### What to produce
Repeat all of the material exactly as given.

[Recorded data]
+ + +
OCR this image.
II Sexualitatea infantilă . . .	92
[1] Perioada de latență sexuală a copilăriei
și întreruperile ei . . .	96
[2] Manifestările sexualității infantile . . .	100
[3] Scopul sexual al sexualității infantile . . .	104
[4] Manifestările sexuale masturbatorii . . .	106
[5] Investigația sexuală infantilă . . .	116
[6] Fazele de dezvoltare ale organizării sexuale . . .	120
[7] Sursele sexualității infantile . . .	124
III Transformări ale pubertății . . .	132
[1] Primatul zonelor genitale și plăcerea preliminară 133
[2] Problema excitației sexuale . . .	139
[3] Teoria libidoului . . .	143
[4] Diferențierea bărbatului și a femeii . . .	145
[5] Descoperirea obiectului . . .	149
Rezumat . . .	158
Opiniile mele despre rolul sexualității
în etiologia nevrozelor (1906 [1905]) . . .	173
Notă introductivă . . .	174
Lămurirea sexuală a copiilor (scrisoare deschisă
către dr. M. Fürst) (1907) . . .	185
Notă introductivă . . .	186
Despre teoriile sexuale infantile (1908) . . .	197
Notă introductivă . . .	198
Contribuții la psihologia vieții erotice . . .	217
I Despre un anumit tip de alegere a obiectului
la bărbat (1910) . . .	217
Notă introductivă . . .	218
+ + +
### Answer to the problem
OCR this image.
II Sexualitatea infantilă . . .	92
[1] Perioada de latență sexuală a copilăriei
și întreruperile ei . . .	96
[2] Manifestările sexualității infantile . . .	100
[3] Scopul sexual al sexualității infantile . . .	104
[4] Manifestările sexuale masturbatorii . . .	106
[5] Investigația sexuală infantilă . . .	116
[6] Fazele de dezvoltare ale organizării sexuale . . .	120
[7] Sursele sexualității infantile . . .	124
III Transformări ale pubertății . . .	132
[1] Primatul zonelor genitale și plăcerea preliminară 133
[2] Problema excitației sexuale . . .	139
[3] Teoria libidoului . . .	143
[4] Diferențierea bărbatului și a femeii . . .	145
[5] Descoperirea obiectului . . .	149
Rezumat . . .	158
Opiniile mele despre rolul sexualității
în etiologia nevrozelor (1906 [1905]) . . .	173
Notă introductivă . . .	174
Lămurirea sexuală a copiilor (scrisoare deschisă
către dr. M. Fürst) (1907) . . .	185
Notă introductivă . . .	186
Despre teoriile sexuale infantile (1908) . . .	197
Notă introductivă . . .	198
Contribuții la psihologia vieții erotice . . .	217
I Despre un anumit tip de alegere a obiectului
la bărbat (1910) . . .	217
Notă introductivă . . .	218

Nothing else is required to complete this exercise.